_Given instruction_.
In the entries below, find every line with "grid" and copy it.

Rows from a figure dataset:
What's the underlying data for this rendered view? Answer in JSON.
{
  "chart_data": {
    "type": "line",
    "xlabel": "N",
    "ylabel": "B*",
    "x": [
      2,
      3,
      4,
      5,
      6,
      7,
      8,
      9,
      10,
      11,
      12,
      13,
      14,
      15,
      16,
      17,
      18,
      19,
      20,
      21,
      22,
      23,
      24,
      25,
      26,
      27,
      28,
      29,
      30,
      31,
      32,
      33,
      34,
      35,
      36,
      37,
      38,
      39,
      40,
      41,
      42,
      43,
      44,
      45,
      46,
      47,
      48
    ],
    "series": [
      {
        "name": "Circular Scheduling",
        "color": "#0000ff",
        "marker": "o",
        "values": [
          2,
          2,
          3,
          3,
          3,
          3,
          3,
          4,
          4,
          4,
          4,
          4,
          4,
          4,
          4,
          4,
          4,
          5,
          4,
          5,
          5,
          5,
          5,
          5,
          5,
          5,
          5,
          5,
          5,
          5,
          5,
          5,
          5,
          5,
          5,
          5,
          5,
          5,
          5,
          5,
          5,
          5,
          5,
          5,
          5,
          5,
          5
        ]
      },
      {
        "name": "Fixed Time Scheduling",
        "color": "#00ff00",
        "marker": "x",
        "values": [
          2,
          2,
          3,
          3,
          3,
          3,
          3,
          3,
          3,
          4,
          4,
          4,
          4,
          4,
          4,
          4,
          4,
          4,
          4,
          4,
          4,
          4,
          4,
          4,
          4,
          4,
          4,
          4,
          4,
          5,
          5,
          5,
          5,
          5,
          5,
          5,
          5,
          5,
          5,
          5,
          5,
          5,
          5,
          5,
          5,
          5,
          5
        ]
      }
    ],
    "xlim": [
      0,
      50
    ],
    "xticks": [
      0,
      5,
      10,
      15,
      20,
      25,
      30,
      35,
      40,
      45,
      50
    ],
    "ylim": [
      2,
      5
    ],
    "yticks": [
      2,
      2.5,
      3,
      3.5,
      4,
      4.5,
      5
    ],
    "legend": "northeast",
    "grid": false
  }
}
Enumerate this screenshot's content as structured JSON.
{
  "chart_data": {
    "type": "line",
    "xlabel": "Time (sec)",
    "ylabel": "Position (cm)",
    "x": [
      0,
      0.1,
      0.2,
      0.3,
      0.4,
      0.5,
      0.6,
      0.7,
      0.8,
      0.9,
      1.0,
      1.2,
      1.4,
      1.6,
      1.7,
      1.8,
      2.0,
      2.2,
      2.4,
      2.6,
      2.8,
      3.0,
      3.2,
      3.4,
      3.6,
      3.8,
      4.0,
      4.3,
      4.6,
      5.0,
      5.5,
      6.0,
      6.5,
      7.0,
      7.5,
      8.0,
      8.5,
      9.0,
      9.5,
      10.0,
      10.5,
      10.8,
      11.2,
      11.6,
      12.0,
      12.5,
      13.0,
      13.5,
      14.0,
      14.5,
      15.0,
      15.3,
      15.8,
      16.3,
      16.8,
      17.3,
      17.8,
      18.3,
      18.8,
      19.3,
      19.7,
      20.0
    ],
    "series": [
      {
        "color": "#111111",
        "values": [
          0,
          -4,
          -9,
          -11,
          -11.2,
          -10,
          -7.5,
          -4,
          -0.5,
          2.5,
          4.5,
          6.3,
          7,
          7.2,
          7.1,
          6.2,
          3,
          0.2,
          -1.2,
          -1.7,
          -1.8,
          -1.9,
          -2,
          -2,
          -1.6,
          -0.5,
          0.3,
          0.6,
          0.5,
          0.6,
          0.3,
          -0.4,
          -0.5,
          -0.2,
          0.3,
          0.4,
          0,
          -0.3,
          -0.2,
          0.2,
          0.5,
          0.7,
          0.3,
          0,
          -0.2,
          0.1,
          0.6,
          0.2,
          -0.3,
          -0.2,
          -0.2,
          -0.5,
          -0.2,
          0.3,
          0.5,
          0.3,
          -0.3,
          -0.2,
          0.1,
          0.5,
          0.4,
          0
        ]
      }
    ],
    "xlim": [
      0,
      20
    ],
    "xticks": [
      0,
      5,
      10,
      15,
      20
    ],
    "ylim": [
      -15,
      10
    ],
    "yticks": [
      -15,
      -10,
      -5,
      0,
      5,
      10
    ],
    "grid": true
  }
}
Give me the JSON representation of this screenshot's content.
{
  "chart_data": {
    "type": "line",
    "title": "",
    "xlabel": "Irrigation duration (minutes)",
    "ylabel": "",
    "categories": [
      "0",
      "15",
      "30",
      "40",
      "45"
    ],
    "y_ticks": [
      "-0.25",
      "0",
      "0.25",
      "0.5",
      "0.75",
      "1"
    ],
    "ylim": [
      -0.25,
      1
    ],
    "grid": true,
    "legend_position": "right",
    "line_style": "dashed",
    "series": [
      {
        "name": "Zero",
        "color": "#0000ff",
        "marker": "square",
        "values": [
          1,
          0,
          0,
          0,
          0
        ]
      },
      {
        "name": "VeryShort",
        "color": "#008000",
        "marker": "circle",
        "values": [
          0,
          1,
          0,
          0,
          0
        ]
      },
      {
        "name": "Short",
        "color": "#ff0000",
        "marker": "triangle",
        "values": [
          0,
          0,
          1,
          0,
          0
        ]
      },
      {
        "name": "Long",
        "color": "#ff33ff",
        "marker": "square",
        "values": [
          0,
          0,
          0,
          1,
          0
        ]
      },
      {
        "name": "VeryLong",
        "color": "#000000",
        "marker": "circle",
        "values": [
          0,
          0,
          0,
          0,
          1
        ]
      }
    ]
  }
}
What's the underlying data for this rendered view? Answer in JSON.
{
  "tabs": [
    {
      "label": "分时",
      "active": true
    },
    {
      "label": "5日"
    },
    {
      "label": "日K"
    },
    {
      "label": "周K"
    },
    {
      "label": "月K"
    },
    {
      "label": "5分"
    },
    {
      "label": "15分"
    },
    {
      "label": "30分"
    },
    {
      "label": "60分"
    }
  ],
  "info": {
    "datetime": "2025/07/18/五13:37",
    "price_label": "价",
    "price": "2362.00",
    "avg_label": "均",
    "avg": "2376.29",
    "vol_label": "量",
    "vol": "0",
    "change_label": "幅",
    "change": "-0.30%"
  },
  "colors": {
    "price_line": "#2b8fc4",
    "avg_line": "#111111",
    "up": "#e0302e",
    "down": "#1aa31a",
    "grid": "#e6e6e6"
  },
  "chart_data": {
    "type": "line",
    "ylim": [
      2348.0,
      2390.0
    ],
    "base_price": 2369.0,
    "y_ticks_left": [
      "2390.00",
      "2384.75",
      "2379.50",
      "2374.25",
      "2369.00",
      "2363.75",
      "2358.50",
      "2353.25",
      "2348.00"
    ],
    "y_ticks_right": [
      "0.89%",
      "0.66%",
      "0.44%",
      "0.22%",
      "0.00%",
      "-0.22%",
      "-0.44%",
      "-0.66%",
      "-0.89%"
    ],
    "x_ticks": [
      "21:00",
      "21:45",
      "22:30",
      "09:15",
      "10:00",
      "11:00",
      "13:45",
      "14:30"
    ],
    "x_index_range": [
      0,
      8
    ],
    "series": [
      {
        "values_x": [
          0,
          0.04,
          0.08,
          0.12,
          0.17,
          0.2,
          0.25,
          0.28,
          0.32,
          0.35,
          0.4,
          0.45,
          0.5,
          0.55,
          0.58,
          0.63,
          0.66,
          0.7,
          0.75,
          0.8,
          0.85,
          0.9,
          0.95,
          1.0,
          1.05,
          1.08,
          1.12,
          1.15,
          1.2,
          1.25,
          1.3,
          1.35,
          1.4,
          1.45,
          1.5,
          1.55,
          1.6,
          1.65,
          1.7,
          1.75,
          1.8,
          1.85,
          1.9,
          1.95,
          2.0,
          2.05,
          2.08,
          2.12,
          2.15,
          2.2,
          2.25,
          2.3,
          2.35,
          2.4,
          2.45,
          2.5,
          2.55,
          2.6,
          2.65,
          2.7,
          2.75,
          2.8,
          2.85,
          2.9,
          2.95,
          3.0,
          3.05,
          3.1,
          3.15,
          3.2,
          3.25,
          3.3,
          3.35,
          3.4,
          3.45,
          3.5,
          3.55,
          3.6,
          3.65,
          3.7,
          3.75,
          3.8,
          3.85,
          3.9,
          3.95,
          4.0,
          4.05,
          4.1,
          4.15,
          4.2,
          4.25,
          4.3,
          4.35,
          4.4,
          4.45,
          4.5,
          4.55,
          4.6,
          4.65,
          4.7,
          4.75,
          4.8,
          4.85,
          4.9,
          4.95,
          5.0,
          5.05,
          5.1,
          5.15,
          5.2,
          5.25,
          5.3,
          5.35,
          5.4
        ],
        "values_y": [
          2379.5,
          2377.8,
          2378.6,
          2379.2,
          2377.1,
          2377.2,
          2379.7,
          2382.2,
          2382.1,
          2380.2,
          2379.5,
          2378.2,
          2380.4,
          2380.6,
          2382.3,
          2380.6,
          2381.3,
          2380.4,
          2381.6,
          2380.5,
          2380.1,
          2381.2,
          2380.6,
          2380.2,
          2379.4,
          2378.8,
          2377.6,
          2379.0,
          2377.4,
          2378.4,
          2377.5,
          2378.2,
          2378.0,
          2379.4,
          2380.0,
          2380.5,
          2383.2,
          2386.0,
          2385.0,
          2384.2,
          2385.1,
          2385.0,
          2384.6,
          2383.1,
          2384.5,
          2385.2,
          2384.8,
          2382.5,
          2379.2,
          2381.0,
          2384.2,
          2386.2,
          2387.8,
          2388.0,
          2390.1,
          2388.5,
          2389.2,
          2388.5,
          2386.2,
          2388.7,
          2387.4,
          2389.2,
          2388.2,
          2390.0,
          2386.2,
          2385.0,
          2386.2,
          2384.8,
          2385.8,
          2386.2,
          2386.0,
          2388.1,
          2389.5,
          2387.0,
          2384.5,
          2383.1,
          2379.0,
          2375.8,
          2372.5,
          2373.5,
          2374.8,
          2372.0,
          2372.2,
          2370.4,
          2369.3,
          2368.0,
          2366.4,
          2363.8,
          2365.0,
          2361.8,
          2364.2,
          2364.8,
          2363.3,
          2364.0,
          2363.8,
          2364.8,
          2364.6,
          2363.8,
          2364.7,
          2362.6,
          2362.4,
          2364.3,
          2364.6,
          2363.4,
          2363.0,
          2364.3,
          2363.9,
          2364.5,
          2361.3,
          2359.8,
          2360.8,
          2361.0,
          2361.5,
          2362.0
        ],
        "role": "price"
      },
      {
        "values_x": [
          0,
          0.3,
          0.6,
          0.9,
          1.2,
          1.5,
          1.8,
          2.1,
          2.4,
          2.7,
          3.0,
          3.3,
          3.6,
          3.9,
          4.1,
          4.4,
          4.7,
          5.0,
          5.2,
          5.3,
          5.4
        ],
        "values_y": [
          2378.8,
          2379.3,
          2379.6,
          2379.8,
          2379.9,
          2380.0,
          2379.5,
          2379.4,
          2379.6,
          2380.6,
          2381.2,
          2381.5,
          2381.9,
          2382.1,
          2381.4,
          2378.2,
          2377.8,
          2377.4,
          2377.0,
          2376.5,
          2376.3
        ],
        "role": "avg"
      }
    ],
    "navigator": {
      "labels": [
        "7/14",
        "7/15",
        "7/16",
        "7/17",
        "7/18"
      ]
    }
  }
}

_Answer to this task_.
    "grid": false
    "grid": true
    "grid": true,
    "grid": "#e6e6e6"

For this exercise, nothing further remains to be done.